+++ Records supplied
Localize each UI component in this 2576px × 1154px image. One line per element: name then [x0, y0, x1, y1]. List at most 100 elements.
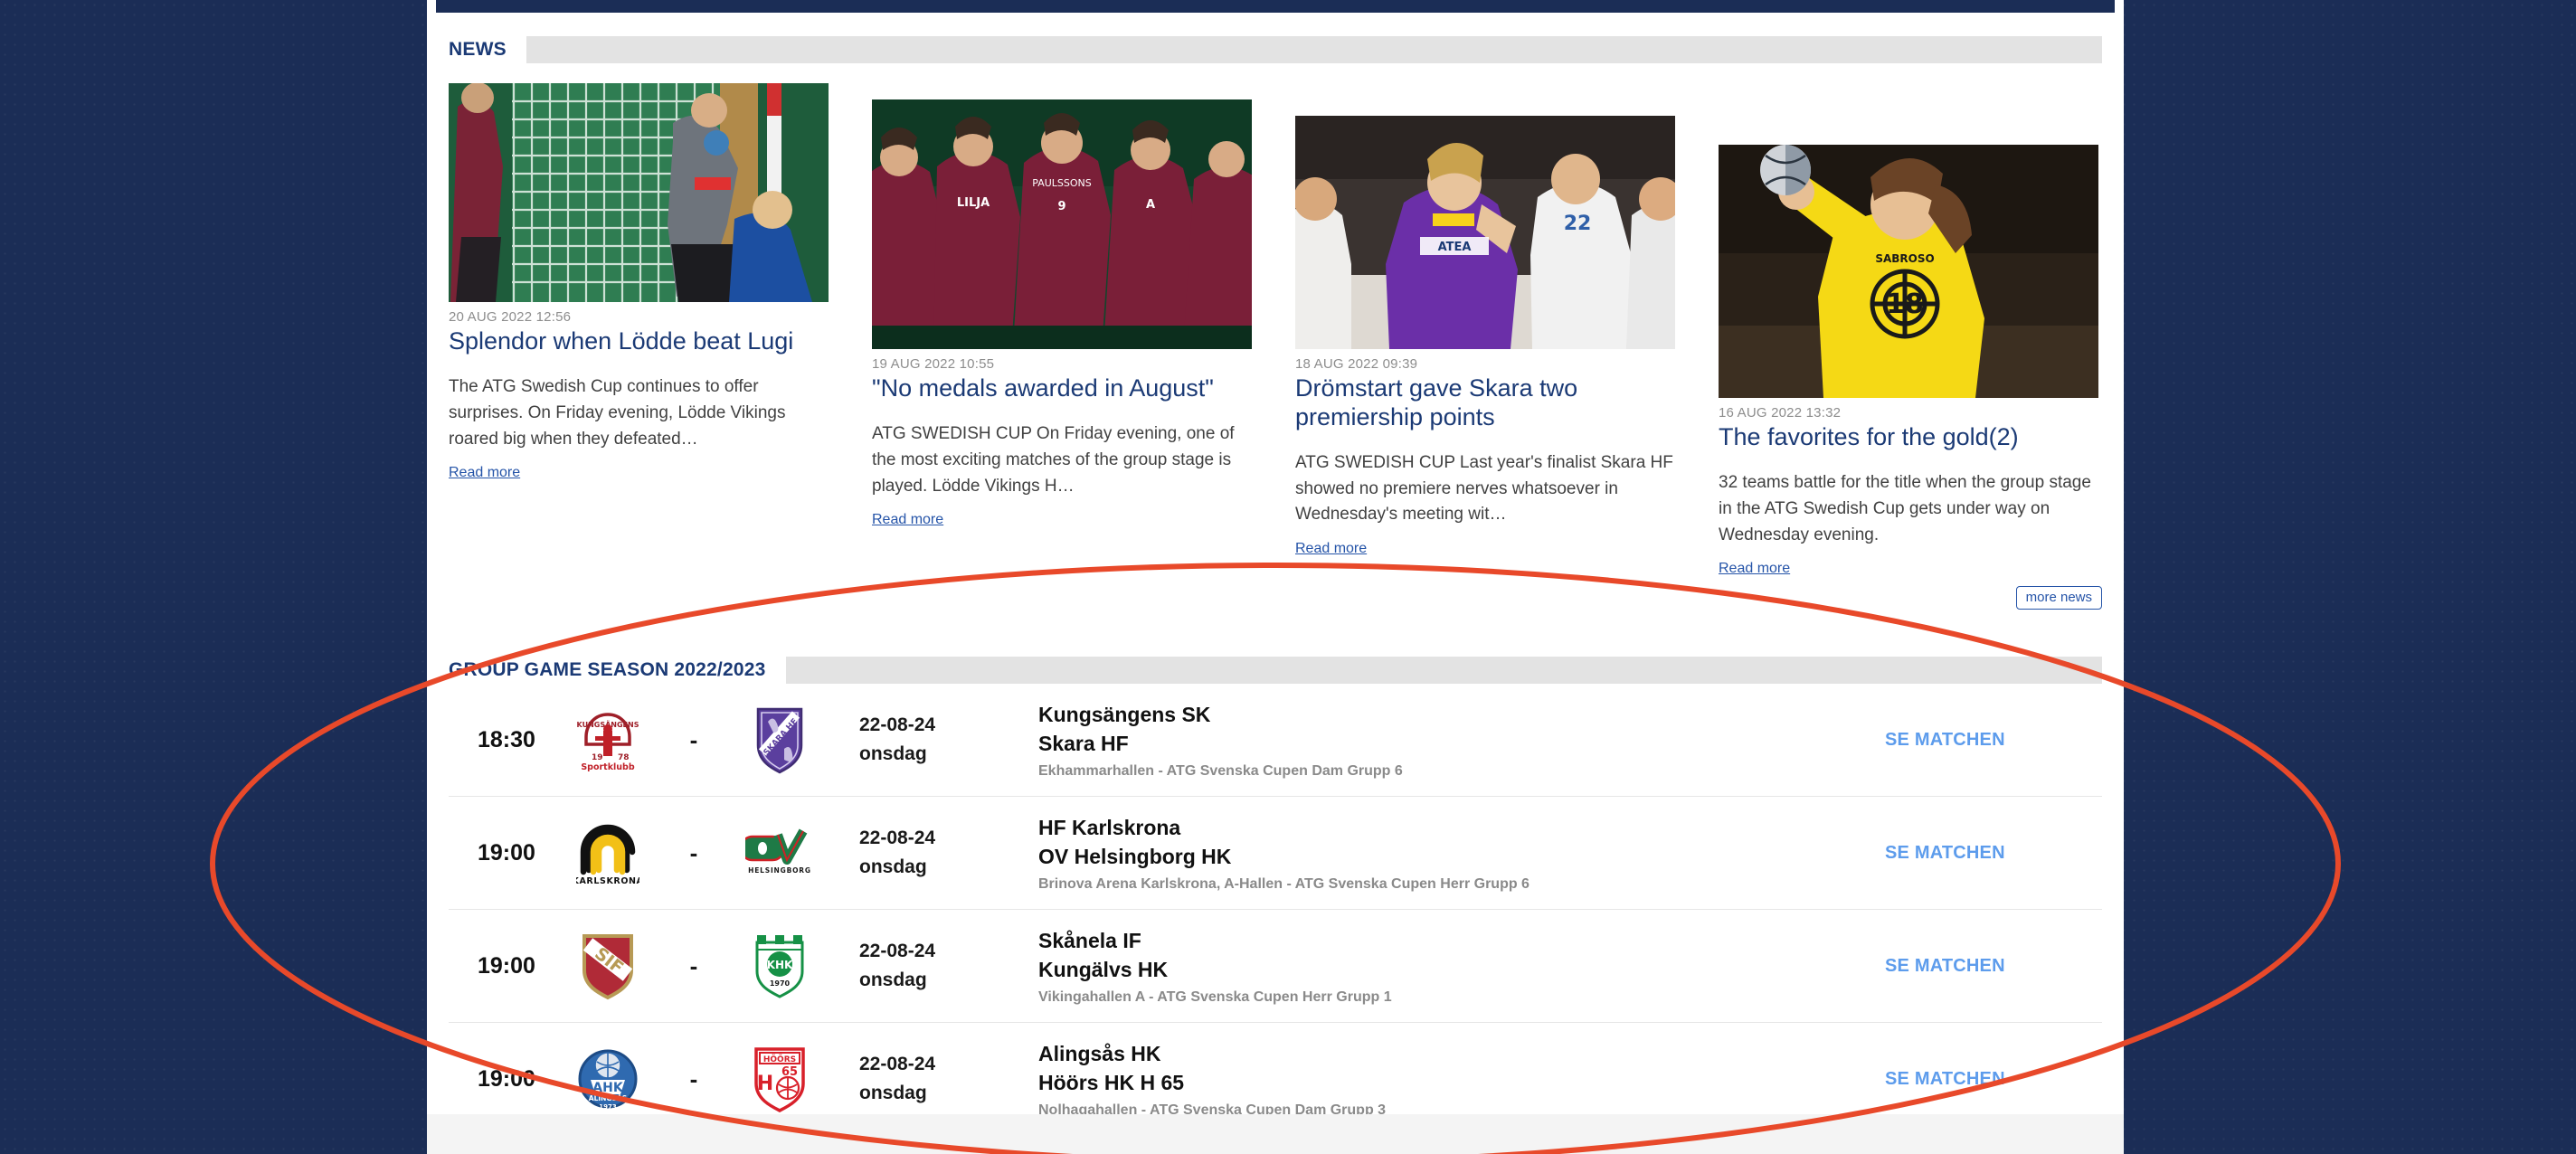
news-excerpt: 32 teams battle for the title when the g…	[1719, 472, 2091, 544]
news-grid: 20 AUG 2022 12:56 Splendor when Lödde be…	[449, 83, 2102, 577]
svg-text:19: 19	[592, 753, 603, 762]
away-team-logo: HÖÖRS 65 H	[733, 1045, 827, 1113]
main-content-column: NEWS 20 AUG 2022 12:56 Splendor when Löd…	[427, 0, 2124, 1154]
match-venue: Ekhammarhallen - ATG Svenska Cupen Dam G…	[1038, 762, 1403, 779]
bottom-section-band	[427, 1114, 2124, 1154]
svg-text:AHK: AHK	[592, 1081, 624, 1095]
news-date: 18 AUG 2022 09:39	[1295, 356, 1418, 372]
match-venue: Vikingahallen A - ATG Svenska Cupen Herr…	[1038, 988, 1392, 1005]
match-weekday: onsdag	[859, 970, 927, 991]
home-team-logo: KARLSKRONA	[561, 819, 655, 886]
home-team-name: Skånela IF	[1038, 929, 1141, 953]
match-weekday: onsdag	[859, 1083, 927, 1104]
match-weekday: onsdag	[859, 856, 927, 878]
news-card[interactable]: 20 AUG 2022 12:56 Splendor when Lödde be…	[449, 83, 829, 577]
match-teams: Kungsängens SK Skara HF Ekhammarhallen -…	[1008, 701, 1885, 779]
table-row[interactable]: 18:30 KUNGSÄNGENS 19 78 Sportklubb -	[449, 684, 2102, 798]
svg-text:HELSINGBORG: HELSINGBORG	[748, 866, 811, 875]
news-date: 20 AUG 2022 12:56	[449, 309, 572, 325]
news-excerpt: ATG SWEDISH CUP On Friday evening, one o…	[872, 423, 1235, 496]
away-team-logo: KHK 1970	[733, 932, 827, 1000]
score-separator: -	[689, 1064, 698, 1093]
home-team-logo: KUNGSÄNGENS 19 78 Sportklubb	[561, 707, 655, 772]
away-team-name: Kungälvs HK	[1038, 957, 1169, 981]
match-teams: HF Karlskrona OV Helsingborg HK Brinova …	[1008, 814, 1885, 892]
read-more-link[interactable]: Read more	[872, 512, 943, 528]
away-team-name: Skara HF	[1038, 731, 1129, 755]
home-team-name: HF Karlskrona	[1038, 816, 1181, 840]
hoors-hk-h65-crest-icon: HÖÖRS 65 H	[754, 1047, 805, 1113]
top-navigation-bar	[436, 0, 2115, 13]
more-news-row: more news	[449, 586, 2102, 610]
news-thumbnail-image	[449, 83, 829, 302]
away-team-logo: SKARA HF	[733, 705, 827, 774]
news-thumbnail-image: 18 SABROSO	[1719, 145, 2098, 398]
games-section-rule	[785, 657, 2102, 685]
news-excerpt: The ATG Swedish Cup continues to offer s…	[449, 376, 786, 449]
table-row[interactable]: 19:00 KARLSKRONA -	[449, 797, 2102, 911]
read-more-link[interactable]: Read more	[1719, 561, 1790, 577]
svg-text:HÖÖRS: HÖÖRS	[763, 1055, 796, 1064]
away-team-name: Höörs HK H 65	[1038, 1070, 1185, 1094]
watch-match-link[interactable]: SE MATCHEN	[1885, 730, 2102, 751]
games-section-title: GROUP GAME SEASON 2022/2023	[449, 657, 786, 685]
away-team-name: OV Helsingborg HK	[1038, 844, 1232, 868]
news-thumbnail-image: ATEA 22	[1295, 116, 1675, 349]
svg-text:A: A	[1146, 198, 1155, 212]
svg-text:ALINGSÅS: ALINGSÅS	[589, 1094, 627, 1102]
match-date-value: 22-08-24	[859, 940, 936, 961]
match-time: 18:30	[478, 726, 535, 752]
away-team-logo: HELSINGBORG	[733, 828, 827, 878]
svg-text:1970: 1970	[770, 979, 791, 988]
svg-text:22: 22	[1564, 213, 1592, 235]
svg-text:Sportklubb: Sportklubb	[581, 762, 635, 772]
news-excerpt: ATG SWEDISH CUP Last year's finalist Ska…	[1295, 452, 1673, 525]
match-date: 22-08-24 onsdag	[827, 1050, 1008, 1109]
svg-text:18: 18	[1886, 288, 1924, 320]
news-date: 19 AUG 2022 10:55	[872, 356, 995, 372]
news-title[interactable]: Splendor when Lödde beat Lugi	[449, 327, 829, 356]
watch-match-link[interactable]: SE MATCHEN	[1885, 843, 2102, 864]
match-time: 19:00	[478, 839, 535, 866]
home-team-logo: SIF	[561, 932, 655, 1000]
watch-match-link[interactable]: SE MATCHEN	[1885, 956, 2102, 977]
kungsangens-sk-crest-icon: KUNGSÄNGENS 19 78 Sportklubb	[577, 713, 639, 772]
read-more-link[interactable]: Read more	[1295, 541, 1367, 557]
news-title[interactable]: "No medals awarded in August"	[872, 374, 1252, 403]
svg-text:SABROSO: SABROSO	[1875, 252, 1934, 265]
svg-text:LILJA: LILJA	[957, 196, 990, 210]
match-date-value: 22-08-24	[859, 714, 936, 735]
news-thumbnail-image: LILJA 9 A PAULSSONS	[872, 99, 1252, 349]
home-team-name: Alingsås HK	[1038, 1042, 1161, 1066]
svg-text:ATEA: ATEA	[1438, 241, 1472, 254]
svg-text:KARLSKRONA: KARLSKRONA	[576, 876, 639, 886]
match-date: 22-08-24 onsdag	[827, 824, 1008, 883]
home-team-name: Kungsängens SK	[1038, 703, 1211, 727]
match-date-value: 22-08-24	[859, 1053, 936, 1074]
match-teams: Skånela IF Kungälvs HK Vikingahallen A -…	[1008, 927, 1885, 1005]
svg-text:H: H	[757, 1073, 773, 1095]
svg-text:KHK: KHK	[767, 959, 793, 971]
svg-text:78: 78	[618, 753, 630, 762]
more-news-button[interactable]: more news	[2015, 586, 2102, 610]
news-title[interactable]: Drömstart gave Skara two premiership poi…	[1295, 374, 1675, 432]
svg-text:9: 9	[1057, 200, 1065, 213]
watch-match-link[interactable]: SE MATCHEN	[1885, 1069, 2102, 1090]
match-date-value: 22-08-24	[859, 827, 936, 848]
hf-karlskrona-crest-icon: KARLSKRONA	[576, 825, 639, 886]
news-section-rule	[526, 36, 2102, 63]
match-time: 19:00	[478, 1065, 535, 1092]
skara-hf-crest-icon: SKARA HF	[756, 708, 803, 774]
ov-helsingborg-crest-icon: HELSINGBORG	[745, 829, 811, 875]
news-section-header: NEWS	[449, 36, 2102, 63]
score-separator: -	[689, 725, 698, 753]
news-card[interactable]: LILJA 9 A PAULSSONS 19 AUG 2022 10:55 "N…	[872, 99, 1252, 577]
svg-text:1973: 1973	[599, 1103, 617, 1111]
read-more-link[interactable]: Read more	[449, 465, 520, 481]
news-card[interactable]: ATEA 22 18 AUG 2022 09:39 Drömstart gave…	[1295, 116, 1675, 577]
top-spacer	[427, 13, 2124, 36]
news-date: 16 AUG 2022 13:32	[1719, 405, 1842, 421]
news-card[interactable]: 18 SABROSO 16 AUG 2022 13:32 The favorit…	[1719, 145, 2098, 577]
table-row[interactable]: 19:00 SIF - KHK 1970 22-08-24 onsdag Skå…	[449, 910, 2102, 1024]
news-title[interactable]: The favorites for the gold(2)	[1719, 423, 2098, 452]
++++++
What this task involves. Copy every line of the data above verbatim, with the pictures left out.

Correct response.
Localize each UI component in this 2576px × 1154px image. One line per element: name then [x0, y0, x1, y1]. List at most 100 elements.
news-excerpt: 32 teams battle for the title when the g…	[1719, 472, 2091, 544]
news-grid: 20 AUG 2022 12:56 Splendor when Lödde be…	[449, 83, 2102, 577]
svg-text:19: 19	[592, 753, 603, 762]
away-team-logo: HÖÖRS 65 H	[733, 1045, 827, 1113]
main-content-column: NEWS 20 AUG 2022 12:56 Splendor when Löd…	[427, 0, 2124, 1154]
match-venue: Ekhammarhallen - ATG Svenska Cupen Dam G…	[1038, 762, 1403, 779]
bottom-section-band	[427, 1114, 2124, 1154]
svg-text:AHK: AHK	[592, 1081, 624, 1095]
news-date: 18 AUG 2022 09:39	[1295, 356, 1418, 372]
match-venue: Vikingahallen A - ATG Svenska Cupen Herr…	[1038, 988, 1392, 1005]
match-weekday: onsdag	[859, 970, 927, 991]
home-team-logo: KARLSKRONA	[561, 819, 655, 886]
home-team-name: Skånela IF	[1038, 929, 1141, 953]
match-weekday: onsdag	[859, 1083, 927, 1104]
match-weekday: onsdag	[859, 856, 927, 878]
news-card[interactable]: 20 AUG 2022 12:56 Splendor when Lödde be…	[449, 83, 829, 577]
match-teams: Kungsängens SK Skara HF Ekhammarhallen -…	[1008, 701, 1885, 779]
table-row[interactable]: 18:30 KUNGSÄNGENS 19 78 Sportklubb -	[449, 684, 2102, 798]
svg-text:HELSINGBORG: HELSINGBORG	[748, 866, 811, 875]
news-date: 20 AUG 2022 12:56	[449, 309, 572, 325]
news-excerpt: ATG SWEDISH CUP On Friday evening, one o…	[872, 423, 1235, 496]
away-team-logo: KHK 1970	[733, 932, 827, 1000]
score-separator: -	[689, 1064, 698, 1093]
home-team-logo: KUNGSÄNGENS 19 78 Sportklubb	[561, 707, 655, 772]
away-team-name: Kungälvs HK	[1038, 957, 1169, 981]
match-teams: HF Karlskrona OV Helsingborg HK Brinova …	[1008, 814, 1885, 892]
read-more-link[interactable]: Read more	[872, 512, 943, 528]
away-team-name: Skara HF	[1038, 731, 1129, 755]
home-team-name: HF Karlskrona	[1038, 816, 1181, 840]
hoors-hk-h65-crest-icon: HÖÖRS 65 H	[754, 1047, 805, 1113]
top-navigation-bar	[436, 0, 2115, 13]
more-news-row: more news	[449, 586, 2102, 610]
news-thumbnail-image	[449, 83, 829, 302]
away-team-logo: SKARA HF	[733, 705, 827, 774]
news-thumbnail-image: 18 SABROSO	[1719, 145, 2098, 398]
games-section-rule	[785, 657, 2102, 685]
news-excerpt: The ATG Swedish Cup continues to offer s…	[449, 376, 786, 449]
table-row[interactable]: 19:00 KARLSKRONA -	[449, 797, 2102, 911]
read-more-link[interactable]: Read more	[1719, 561, 1790, 577]
svg-text:HÖÖRS: HÖÖRS	[763, 1055, 796, 1064]
away-team-name: Höörs HK H 65	[1038, 1070, 1185, 1094]
watch-match-link[interactable]: SE MATCHEN	[1885, 730, 2102, 751]
games-section-title: GROUP GAME SEASON 2022/2023	[449, 657, 786, 685]
away-team-name: OV Helsingborg HK	[1038, 844, 1232, 868]
news-thumbnail-image: ATEA 22	[1295, 116, 1675, 349]
svg-text:A: A	[1146, 198, 1155, 212]
svg-text:ALINGSÅS: ALINGSÅS	[589, 1094, 627, 1102]
match-date-value: 22-08-24	[859, 940, 936, 961]
match-time: 18:30	[478, 726, 535, 752]
away-team-logo: HELSINGBORG	[733, 828, 827, 878]
svg-text:1970: 1970	[770, 979, 791, 988]
svg-text:22: 22	[1564, 213, 1592, 235]
svg-text:Sportklubb: Sportklubb	[581, 762, 635, 772]
news-excerpt: ATG SWEDISH CUP Last year's finalist Ska…	[1295, 452, 1673, 525]
match-date: 22-08-24 onsdag	[827, 1050, 1008, 1109]
svg-text:18: 18	[1886, 288, 1924, 320]
news-date: 19 AUG 2022 10:55	[872, 356, 995, 372]
news-title[interactable]: Splendor when Lödde beat Lugi	[449, 327, 829, 356]
watch-match-link[interactable]: SE MATCHEN	[1885, 843, 2102, 864]
match-time: 19:00	[478, 839, 535, 866]
home-team-logo: SIF	[561, 932, 655, 1000]
watch-match-link[interactable]: SE MATCHEN	[1885, 956, 2102, 977]
kungsangens-sk-crest-icon: KUNGSÄNGENS 19 78 Sportklubb	[577, 713, 639, 772]
read-more-link[interactable]: Read more	[1295, 541, 1367, 557]
news-title[interactable]: "No medals awarded in August"	[872, 374, 1252, 403]
svg-text:SABROSO: SABROSO	[1875, 252, 1934, 265]
svg-text:LILJA: LILJA	[957, 196, 990, 210]
match-date-value: 22-08-24	[859, 714, 936, 735]
news-thumbnail-image: LILJA 9 A PAULSSONS	[872, 99, 1252, 349]
home-team-name: Alingsås HK	[1038, 1042, 1161, 1066]
svg-text:ATEA: ATEA	[1438, 241, 1472, 254]
svg-text:KARLSKRONA: KARLSKRONA	[576, 876, 639, 886]
match-date: 22-08-24 onsdag	[827, 824, 1008, 883]
home-team-name: Kungsängens SK	[1038, 703, 1211, 727]
match-date-value: 22-08-24	[859, 1053, 936, 1074]
match-teams: Skånela IF Kungälvs HK Vikingahallen A -…	[1008, 927, 1885, 1005]
svg-text:H: H	[757, 1073, 773, 1095]
svg-text:KHK: KHK	[767, 959, 793, 971]
svg-text:78: 78	[618, 753, 630, 762]
more-news-button[interactable]: more news	[2015, 586, 2102, 610]
news-title[interactable]: Drömstart gave Skara two premiership poi…	[1295, 374, 1675, 432]
svg-text:9: 9	[1057, 200, 1065, 213]
watch-match-link[interactable]: SE MATCHEN	[1885, 1069, 2102, 1090]
match-date-value: 22-08-24	[859, 827, 936, 848]
hf-karlskrona-crest-icon: KARLSKRONA	[576, 825, 639, 886]
news-section-rule	[526, 36, 2102, 63]
match-time: 19:00	[478, 1065, 535, 1092]
skara-hf-crest-icon: SKARA HF	[756, 708, 803, 774]
ov-helsingborg-crest-icon: HELSINGBORG	[745, 829, 811, 875]
news-section-header: NEWS	[449, 36, 2102, 63]
score-separator: -	[689, 725, 698, 753]
news-card[interactable]: LILJA 9 A PAULSSONS 19 AUG 2022 10:55 "N…	[872, 99, 1252, 577]
svg-text:1973: 1973	[599, 1103, 617, 1111]
read-more-link[interactable]: Read more	[449, 465, 520, 481]
news-card[interactable]: ATEA 22 18 AUG 2022 09:39 Drömstart gave…	[1295, 116, 1675, 577]
top-spacer	[427, 13, 2124, 36]
news-date: 16 AUG 2022 13:32	[1719, 405, 1842, 421]
news-card[interactable]: 18 SABROSO 16 AUG 2022 13:32 The favorit…	[1719, 145, 2098, 577]
table-row[interactable]: 19:00 SIF - KHK 1970 22-08-24 onsdag Skå…	[449, 910, 2102, 1024]
news-title[interactable]: The favorites for the gold(2)	[1719, 423, 2098, 452]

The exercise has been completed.